Exercise ::
Return every line of the data below verbatim, without altering, omitting, or reordering anything.

The records ::
start
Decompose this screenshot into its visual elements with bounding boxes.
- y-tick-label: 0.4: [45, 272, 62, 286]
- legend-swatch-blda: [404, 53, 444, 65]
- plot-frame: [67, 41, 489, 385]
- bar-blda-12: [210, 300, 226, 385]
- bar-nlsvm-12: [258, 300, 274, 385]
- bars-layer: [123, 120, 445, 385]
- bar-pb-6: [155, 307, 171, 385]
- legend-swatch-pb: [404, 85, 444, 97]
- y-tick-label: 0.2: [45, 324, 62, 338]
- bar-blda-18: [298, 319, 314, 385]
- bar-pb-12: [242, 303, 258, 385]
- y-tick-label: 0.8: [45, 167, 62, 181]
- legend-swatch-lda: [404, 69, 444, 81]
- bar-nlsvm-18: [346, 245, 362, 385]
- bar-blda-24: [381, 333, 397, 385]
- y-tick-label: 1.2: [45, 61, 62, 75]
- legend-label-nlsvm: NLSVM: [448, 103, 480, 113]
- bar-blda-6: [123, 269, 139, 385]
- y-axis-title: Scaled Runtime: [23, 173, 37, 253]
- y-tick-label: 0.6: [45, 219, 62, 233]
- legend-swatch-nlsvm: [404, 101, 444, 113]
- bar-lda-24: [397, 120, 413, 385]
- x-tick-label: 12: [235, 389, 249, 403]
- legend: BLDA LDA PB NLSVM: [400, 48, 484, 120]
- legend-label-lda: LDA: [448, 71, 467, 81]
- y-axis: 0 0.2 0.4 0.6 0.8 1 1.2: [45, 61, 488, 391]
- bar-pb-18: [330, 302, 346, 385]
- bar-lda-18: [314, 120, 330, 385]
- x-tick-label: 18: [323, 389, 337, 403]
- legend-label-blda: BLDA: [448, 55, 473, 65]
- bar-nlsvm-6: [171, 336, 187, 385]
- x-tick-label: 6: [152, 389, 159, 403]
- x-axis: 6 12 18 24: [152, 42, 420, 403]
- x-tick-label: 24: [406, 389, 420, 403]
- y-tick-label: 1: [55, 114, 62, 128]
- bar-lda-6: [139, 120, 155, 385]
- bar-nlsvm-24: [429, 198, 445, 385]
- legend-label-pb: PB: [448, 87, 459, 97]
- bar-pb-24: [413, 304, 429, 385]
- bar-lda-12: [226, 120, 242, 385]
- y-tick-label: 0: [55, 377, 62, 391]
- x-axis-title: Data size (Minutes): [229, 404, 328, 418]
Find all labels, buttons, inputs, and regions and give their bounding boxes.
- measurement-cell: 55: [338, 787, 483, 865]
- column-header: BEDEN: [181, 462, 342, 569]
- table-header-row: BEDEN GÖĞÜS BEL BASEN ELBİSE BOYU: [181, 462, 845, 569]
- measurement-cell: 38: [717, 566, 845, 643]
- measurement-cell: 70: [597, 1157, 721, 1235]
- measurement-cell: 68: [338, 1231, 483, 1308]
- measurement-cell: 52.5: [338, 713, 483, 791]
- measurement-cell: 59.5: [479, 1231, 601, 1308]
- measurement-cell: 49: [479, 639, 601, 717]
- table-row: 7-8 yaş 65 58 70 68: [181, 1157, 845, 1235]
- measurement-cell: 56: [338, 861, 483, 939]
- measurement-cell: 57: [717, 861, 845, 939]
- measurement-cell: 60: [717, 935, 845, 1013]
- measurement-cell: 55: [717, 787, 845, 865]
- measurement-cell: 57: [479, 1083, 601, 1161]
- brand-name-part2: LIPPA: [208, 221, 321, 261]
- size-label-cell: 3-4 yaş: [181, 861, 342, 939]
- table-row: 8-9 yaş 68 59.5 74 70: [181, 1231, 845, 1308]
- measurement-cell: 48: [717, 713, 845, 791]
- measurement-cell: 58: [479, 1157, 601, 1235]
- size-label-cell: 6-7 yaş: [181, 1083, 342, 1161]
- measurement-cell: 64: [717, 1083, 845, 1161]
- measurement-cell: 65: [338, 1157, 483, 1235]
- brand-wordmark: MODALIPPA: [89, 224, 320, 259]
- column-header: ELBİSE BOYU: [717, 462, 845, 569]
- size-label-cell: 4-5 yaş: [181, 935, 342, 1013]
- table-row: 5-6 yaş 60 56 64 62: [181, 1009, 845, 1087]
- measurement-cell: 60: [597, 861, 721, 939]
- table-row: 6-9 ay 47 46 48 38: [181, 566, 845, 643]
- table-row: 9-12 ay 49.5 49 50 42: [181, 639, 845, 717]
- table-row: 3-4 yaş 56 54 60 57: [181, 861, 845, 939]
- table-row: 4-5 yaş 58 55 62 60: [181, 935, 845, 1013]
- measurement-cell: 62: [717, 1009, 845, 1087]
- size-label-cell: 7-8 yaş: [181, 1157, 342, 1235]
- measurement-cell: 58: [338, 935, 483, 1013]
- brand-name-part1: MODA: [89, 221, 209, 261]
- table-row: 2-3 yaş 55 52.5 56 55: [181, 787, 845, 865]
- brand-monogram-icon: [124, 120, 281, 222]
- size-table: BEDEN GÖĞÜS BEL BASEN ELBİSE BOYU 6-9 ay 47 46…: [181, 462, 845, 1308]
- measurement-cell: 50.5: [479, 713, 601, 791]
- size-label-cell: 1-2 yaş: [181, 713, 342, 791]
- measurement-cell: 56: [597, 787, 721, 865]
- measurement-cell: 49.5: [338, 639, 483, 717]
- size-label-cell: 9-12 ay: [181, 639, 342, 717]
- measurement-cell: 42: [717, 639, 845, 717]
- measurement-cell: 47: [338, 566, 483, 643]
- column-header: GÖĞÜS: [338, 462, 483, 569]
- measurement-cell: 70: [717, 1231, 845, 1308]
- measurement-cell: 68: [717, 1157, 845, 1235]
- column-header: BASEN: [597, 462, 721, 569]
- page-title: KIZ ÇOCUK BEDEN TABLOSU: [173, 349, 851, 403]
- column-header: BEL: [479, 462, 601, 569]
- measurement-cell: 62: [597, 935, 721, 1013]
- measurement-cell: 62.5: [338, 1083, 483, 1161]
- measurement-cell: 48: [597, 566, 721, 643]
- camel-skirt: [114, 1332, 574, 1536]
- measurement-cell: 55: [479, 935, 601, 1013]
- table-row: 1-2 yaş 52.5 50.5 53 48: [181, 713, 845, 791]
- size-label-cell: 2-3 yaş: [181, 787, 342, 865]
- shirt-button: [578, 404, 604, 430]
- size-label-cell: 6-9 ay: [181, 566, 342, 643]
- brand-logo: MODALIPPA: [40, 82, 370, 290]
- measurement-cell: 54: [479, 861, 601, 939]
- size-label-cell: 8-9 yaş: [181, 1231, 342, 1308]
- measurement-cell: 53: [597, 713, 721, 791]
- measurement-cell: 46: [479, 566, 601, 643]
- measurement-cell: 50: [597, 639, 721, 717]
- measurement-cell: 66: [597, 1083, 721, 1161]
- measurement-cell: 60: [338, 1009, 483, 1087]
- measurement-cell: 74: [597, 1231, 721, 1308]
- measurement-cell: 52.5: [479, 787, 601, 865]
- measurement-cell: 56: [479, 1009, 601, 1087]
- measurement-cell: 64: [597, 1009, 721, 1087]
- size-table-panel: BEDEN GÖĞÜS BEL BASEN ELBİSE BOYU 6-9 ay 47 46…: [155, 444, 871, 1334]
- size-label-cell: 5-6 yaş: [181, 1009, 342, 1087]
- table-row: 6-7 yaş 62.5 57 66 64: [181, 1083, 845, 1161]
end
Exercise response ::
Decompose this screenshot into its visual elements with bounding boxes.
- y-tick-label: 0.4: [45, 272, 62, 286]
- legend-swatch-blda: [404, 53, 444, 65]
- plot-frame: [67, 41, 489, 385]
- bar-blda-12: [210, 300, 226, 385]
- bar-nlsvm-12: [258, 300, 274, 385]
- bars-layer: [123, 120, 445, 385]
- bar-pb-6: [155, 307, 171, 385]
- legend-swatch-pb: [404, 85, 444, 97]
- y-tick-label: 0.2: [45, 324, 62, 338]
- bar-blda-18: [298, 319, 314, 385]
- bar-pb-12: [242, 303, 258, 385]
- y-tick-label: 0.8: [45, 167, 62, 181]
- legend-swatch-lda: [404, 69, 444, 81]
- bar-nlsvm-18: [346, 245, 362, 385]
- bar-blda-24: [381, 333, 397, 385]
- y-tick-label: 1.2: [45, 61, 62, 75]
- legend-label-nlsvm: NLSVM: [448, 103, 480, 113]
- bar-blda-6: [123, 269, 139, 385]
- y-axis-title: Scaled Runtime: [23, 173, 37, 253]
- y-tick-label: 0.6: [45, 219, 62, 233]
- legend-swatch-nlsvm: [404, 101, 444, 113]
- bar-lda-24: [397, 120, 413, 385]
- x-tick-label: 12: [235, 389, 249, 403]
- legend: BLDA LDA PB NLSVM: [400, 48, 484, 120]
- legend-label-lda: LDA: [448, 71, 467, 81]
- y-axis: 0 0.2 0.4 0.6 0.8 1 1.2: [45, 61, 488, 391]
- bar-pb-18: [330, 302, 346, 385]
- bar-lda-18: [314, 120, 330, 385]
- x-tick-label: 18: [323, 389, 337, 403]
- legend-label-blda: BLDA: [448, 55, 473, 65]
- bar-nlsvm-6: [171, 336, 187, 385]
- x-tick-label: 6: [152, 389, 159, 403]
- x-axis: 6 12 18 24: [152, 42, 420, 403]
- x-tick-label: 24: [406, 389, 420, 403]
- y-tick-label: 1: [55, 114, 62, 128]
- bar-lda-6: [139, 120, 155, 385]
- bar-nlsvm-24: [429, 198, 445, 385]
- legend-label-pb: PB: [448, 87, 459, 97]
- bar-pb-24: [413, 304, 429, 385]
- bar-lda-12: [226, 120, 242, 385]
- y-tick-label: 0: [55, 377, 62, 391]
- x-axis-title: Data size (Minutes): [229, 404, 328, 418]
Find all labels, buttons, inputs, and regions and give their bounding boxes.
- measurement-cell: 55: [338, 787, 483, 865]
- column-header: BEDEN: [181, 462, 342, 569]
- table-header-row: BEDEN GÖĞÜS BEL BASEN ELBİSE BOYU: [181, 462, 845, 569]
- measurement-cell: 38: [717, 566, 845, 643]
- measurement-cell: 70: [597, 1157, 721, 1235]
- measurement-cell: 68: [338, 1231, 483, 1308]
- measurement-cell: 52.5: [338, 713, 483, 791]
- measurement-cell: 59.5: [479, 1231, 601, 1308]
- measurement-cell: 49: [479, 639, 601, 717]
- table-row: 7-8 yaş 65 58 70 68: [181, 1157, 845, 1235]
- measurement-cell: 56: [338, 861, 483, 939]
- measurement-cell: 57: [717, 861, 845, 939]
- measurement-cell: 60: [717, 935, 845, 1013]
- measurement-cell: 55: [717, 787, 845, 865]
- measurement-cell: 57: [479, 1083, 601, 1161]
- brand-name-part2: LIPPA: [208, 221, 321, 261]
- size-label-cell: 3-4 yaş: [181, 861, 342, 939]
- table-row: 8-9 yaş 68 59.5 74 70: [181, 1231, 845, 1308]
- measurement-cell: 48: [717, 713, 845, 791]
- measurement-cell: 58: [479, 1157, 601, 1235]
- size-label-cell: 6-7 yaş: [181, 1083, 342, 1161]
- measurement-cell: 64: [717, 1083, 845, 1161]
- measurement-cell: 65: [338, 1157, 483, 1235]
- brand-wordmark: MODALIPPA: [89, 224, 320, 259]
- column-header: ELBİSE BOYU: [717, 462, 845, 569]
- size-label-cell: 4-5 yaş: [181, 935, 342, 1013]
- table-row: 5-6 yaş 60 56 64 62: [181, 1009, 845, 1087]
- measurement-cell: 60: [597, 861, 721, 939]
- table-row: 6-9 ay 47 46 48 38: [181, 566, 845, 643]
- table-row: 9-12 ay 49.5 49 50 42: [181, 639, 845, 717]
- table-row: 3-4 yaş 56 54 60 57: [181, 861, 845, 939]
- table-row: 4-5 yaş 58 55 62 60: [181, 935, 845, 1013]
- measurement-cell: 62: [717, 1009, 845, 1087]
- size-label-cell: 7-8 yaş: [181, 1157, 342, 1235]
- measurement-cell: 58: [338, 935, 483, 1013]
- brand-name-part1: MODA: [89, 221, 209, 261]
- table-row: 2-3 yaş 55 52.5 56 55: [181, 787, 845, 865]
- brand-monogram-icon: [124, 120, 281, 222]
- size-table: BEDEN GÖĞÜS BEL BASEN ELBİSE BOYU 6-9 ay 47 46…: [181, 462, 845, 1308]
- measurement-cell: 50.5: [479, 713, 601, 791]
- size-label-cell: 1-2 yaş: [181, 713, 342, 791]
- measurement-cell: 56: [597, 787, 721, 865]
- measurement-cell: 49.5: [338, 639, 483, 717]
- size-label-cell: 9-12 ay: [181, 639, 342, 717]
- measurement-cell: 42: [717, 639, 845, 717]
- measurement-cell: 47: [338, 566, 483, 643]
- column-header: GÖĞÜS: [338, 462, 483, 569]
- measurement-cell: 70: [717, 1231, 845, 1308]
- measurement-cell: 68: [717, 1157, 845, 1235]
- column-header: BASEN: [597, 462, 721, 569]
- page-title: KIZ ÇOCUK BEDEN TABLOSU: [173, 349, 851, 403]
- column-header: BEL: [479, 462, 601, 569]
- measurement-cell: 62: [597, 935, 721, 1013]
- measurement-cell: 62.5: [338, 1083, 483, 1161]
- measurement-cell: 48: [597, 566, 721, 643]
- camel-skirt: [114, 1332, 574, 1536]
- measurement-cell: 55: [479, 935, 601, 1013]
- table-row: 1-2 yaş 52.5 50.5 53 48: [181, 713, 845, 791]
- size-label-cell: 2-3 yaş: [181, 787, 342, 865]
- shirt-button: [578, 404, 604, 430]
- size-label-cell: 6-9 ay: [181, 566, 342, 643]
- brand-logo: MODALIPPA: [40, 82, 370, 290]
- measurement-cell: 54: [479, 861, 601, 939]
- size-label-cell: 8-9 yaş: [181, 1231, 342, 1308]
- measurement-cell: 53: [597, 713, 721, 791]
- measurement-cell: 46: [479, 566, 601, 643]
- measurement-cell: 50: [597, 639, 721, 717]
- measurement-cell: 66: [597, 1083, 721, 1161]
- measurement-cell: 60: [338, 1009, 483, 1087]
- measurement-cell: 74: [597, 1231, 721, 1308]
- measurement-cell: 52.5: [479, 787, 601, 865]
- measurement-cell: 56: [479, 1009, 601, 1087]
- measurement-cell: 64: [597, 1009, 721, 1087]
- size-table-panel: BEDEN GÖĞÜS BEL BASEN ELBİSE BOYU 6-9 ay 47 46…: [155, 444, 871, 1334]
- size-label-cell: 5-6 yaş: [181, 1009, 342, 1087]
- table-row: 6-7 yaş 62.5 57 66 64: [181, 1083, 845, 1161]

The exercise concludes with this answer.